- [Brief] Restate the entire listing word for word.

─── Supplied data ───

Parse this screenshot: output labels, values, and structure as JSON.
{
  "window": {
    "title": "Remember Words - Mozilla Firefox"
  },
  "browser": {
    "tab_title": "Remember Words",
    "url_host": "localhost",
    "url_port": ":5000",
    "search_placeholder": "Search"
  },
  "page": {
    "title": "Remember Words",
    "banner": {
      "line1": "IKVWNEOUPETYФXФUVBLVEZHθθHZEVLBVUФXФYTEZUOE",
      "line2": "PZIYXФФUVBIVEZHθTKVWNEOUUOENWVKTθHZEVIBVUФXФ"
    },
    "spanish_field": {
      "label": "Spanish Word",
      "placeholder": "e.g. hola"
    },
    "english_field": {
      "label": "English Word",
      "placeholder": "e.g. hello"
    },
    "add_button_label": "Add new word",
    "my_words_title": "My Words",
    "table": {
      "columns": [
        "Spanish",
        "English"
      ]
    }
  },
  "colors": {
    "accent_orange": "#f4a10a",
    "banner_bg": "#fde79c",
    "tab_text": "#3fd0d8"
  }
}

───

- [Exercise answer]
Parse this screenshot: output labels, values, and structure as JSON.
{
  "window": {
    "title": "Remember Words - Mozilla Firefox"
  },
  "browser": {
    "tab_title": "Remember Words",
    "url_host": "localhost",
    "url_port": ":5000",
    "search_placeholder": "Search"
  },
  "page": {
    "title": "Remember Words",
    "banner": {
      "line1": "IKVWNEOUPETYФXФUVBLVEZHθθHZEVLBVUФXФYTEZUOE",
      "line2": "PZIYXФФUVBIVEZHθTKVWNEOUUOENWVKTθHZEVIBVUФXФ"
    },
    "spanish_field": {
      "label": "Spanish Word",
      "placeholder": "e.g. hola"
    },
    "english_field": {
      "label": "English Word",
      "placeholder": "e.g. hello"
    },
    "add_button_label": "Add new word",
    "my_words_title": "My Words",
    "table": {
      "columns": [
        "Spanish",
        "English"
      ]
    }
  },
  "colors": {
    "accent_orange": "#f4a10a",
    "banner_bg": "#fde79c",
    "tab_text": "#3fd0d8"
  }
}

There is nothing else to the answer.